[START OF DATA TO USE]

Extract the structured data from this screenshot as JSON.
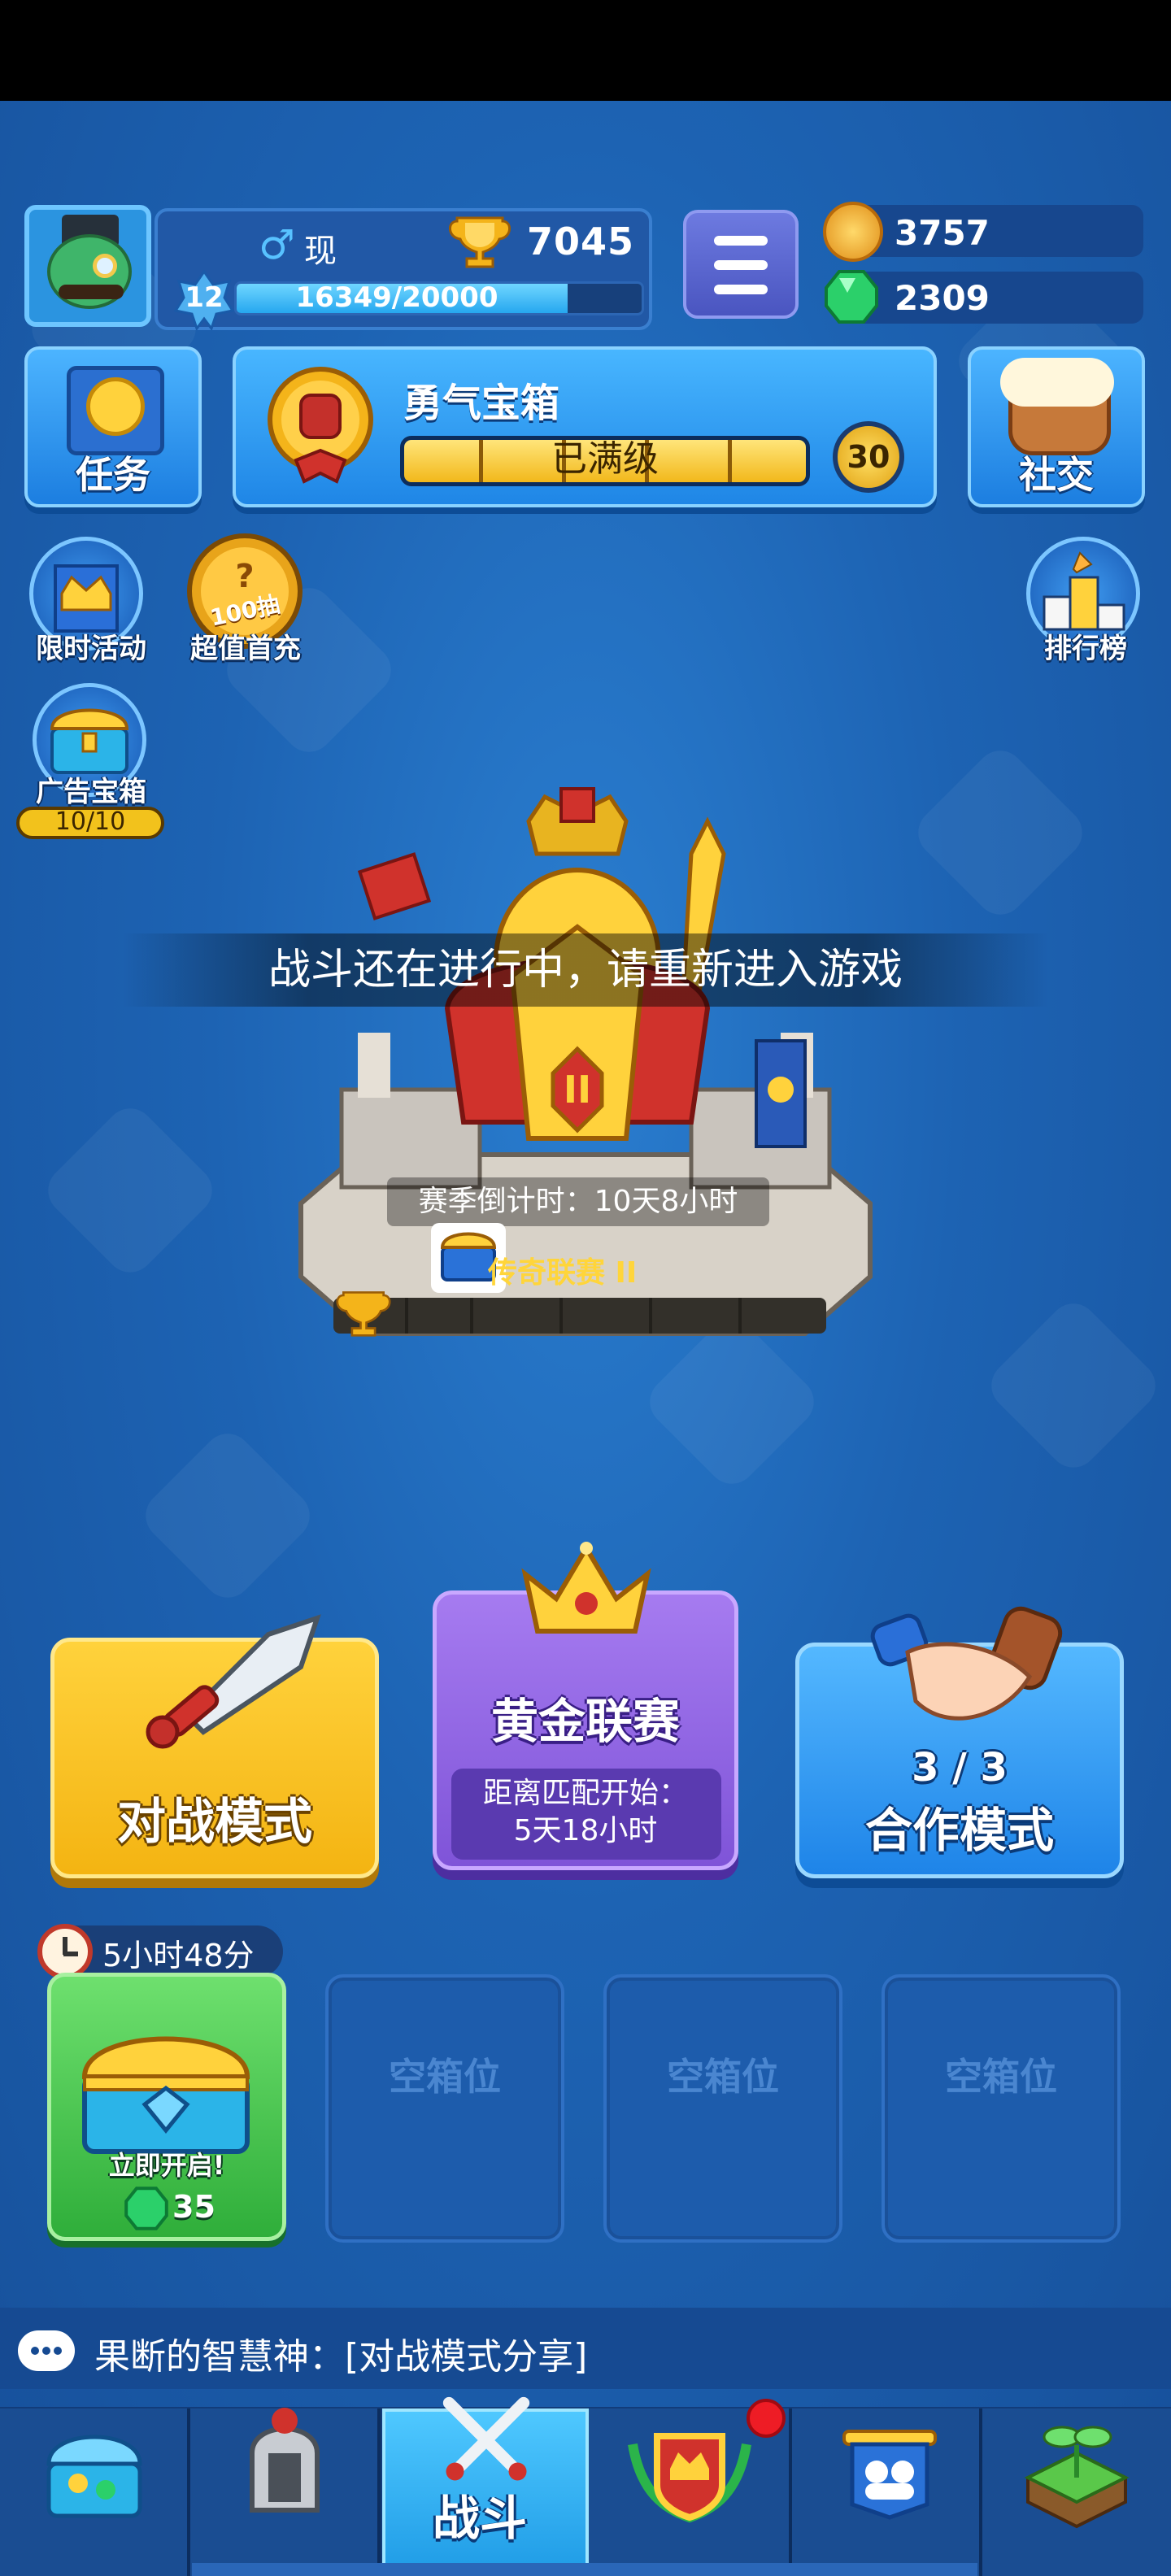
{
  "player": {
    "gender_symbol": "♂",
    "name": "现",
    "trophies": "7045",
    "level": "12",
    "xp_text": "16349/20000",
    "xp_fraction": 0.817
  },
  "currency": {
    "coins": "3757",
    "gems": "2309"
  },
  "top_buttons": {
    "tasks_label": "任务",
    "courage_chest_title": "勇气宝箱",
    "courage_status": "已满级",
    "courage_level": "30",
    "social_label": "社交"
  },
  "side_icons": {
    "limited_event": "限时活动",
    "first_recharge": "超值首充",
    "first_recharge_badge": "100抽",
    "ad_chest": "广告宝箱",
    "ad_chest_count": "10/10",
    "leaderboard": "排行榜"
  },
  "notice": "战斗还在进行中，请重新进入游戏",
  "league": {
    "countdown": "赛季倒计时：10天8小时",
    "name": "传奇联赛 II",
    "emblem_numeral": "II"
  },
  "modes": {
    "battle_label": "对战模式",
    "gold_league_label": "黄金联赛",
    "gold_league_sub1": "距离匹配开始：",
    "gold_league_sub2": "5天18小时",
    "coop_count": "3 / 3",
    "coop_label": "合作模式"
  },
  "chests": {
    "timer": "5小时48分",
    "open_now": "立即开启!",
    "gem_cost": "35",
    "empty_slots": [
      "空箱位",
      "空箱位",
      "空箱位"
    ]
  },
  "chat": {
    "message": "果断的智慧神：[对战模式分享]"
  },
  "nav": {
    "active_label": "战斗",
    "icons": [
      "chest-shop-icon",
      "knight-helmet-icon",
      "crossed-swords-icon",
      "crown-shield-icon",
      "team-banner-icon",
      "sprout-island-icon"
    ]
  },
  "colors": {
    "background": "#1f64b4",
    "battle_yellow": "#f4b412",
    "gold_league_purple": "#7f54d8",
    "coop_blue": "#1e84e8",
    "chest_green": "#2fae3a"
  }
}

[END OF DATA TO USE]

> _DIRECTIONS FOR THIS TASK_:
Transcribe all of the entries word for word, but skip any pictures they contain.

> _FINISHED ANSWER_:
Extract the structured data from this screenshot as JSON.
{
  "player": {
    "gender_symbol": "♂",
    "name": "现",
    "trophies": "7045",
    "level": "12",
    "xp_text": "16349/20000",
    "xp_fraction": 0.817
  },
  "currency": {
    "coins": "3757",
    "gems": "2309"
  },
  "top_buttons": {
    "tasks_label": "任务",
    "courage_chest_title": "勇气宝箱",
    "courage_status": "已满级",
    "courage_level": "30",
    "social_label": "社交"
  },
  "side_icons": {
    "limited_event": "限时活动",
    "first_recharge": "超值首充",
    "first_recharge_badge": "100抽",
    "ad_chest": "广告宝箱",
    "ad_chest_count": "10/10",
    "leaderboard": "排行榜"
  },
  "notice": "战斗还在进行中，请重新进入游戏",
  "league": {
    "countdown": "赛季倒计时：10天8小时",
    "name": "传奇联赛 II",
    "emblem_numeral": "II"
  },
  "modes": {
    "battle_label": "对战模式",
    "gold_league_label": "黄金联赛",
    "gold_league_sub1": "距离匹配开始：",
    "gold_league_sub2": "5天18小时",
    "coop_count": "3 / 3",
    "coop_label": "合作模式"
  },
  "chests": {
    "timer": "5小时48分",
    "open_now": "立即开启!",
    "gem_cost": "35",
    "empty_slots": [
      "空箱位",
      "空箱位",
      "空箱位"
    ]
  },
  "chat": {
    "message": "果断的智慧神：[对战模式分享]"
  },
  "nav": {
    "active_label": "战斗",
    "icons": [
      "chest-shop-icon",
      "knight-helmet-icon",
      "crossed-swords-icon",
      "crown-shield-icon",
      "team-banner-icon",
      "sprout-island-icon"
    ]
  },
  "colors": {
    "background": "#1f64b4",
    "battle_yellow": "#f4b412",
    "gold_league_purple": "#7f54d8",
    "coop_blue": "#1e84e8",
    "chest_green": "#2fae3a"
  }
}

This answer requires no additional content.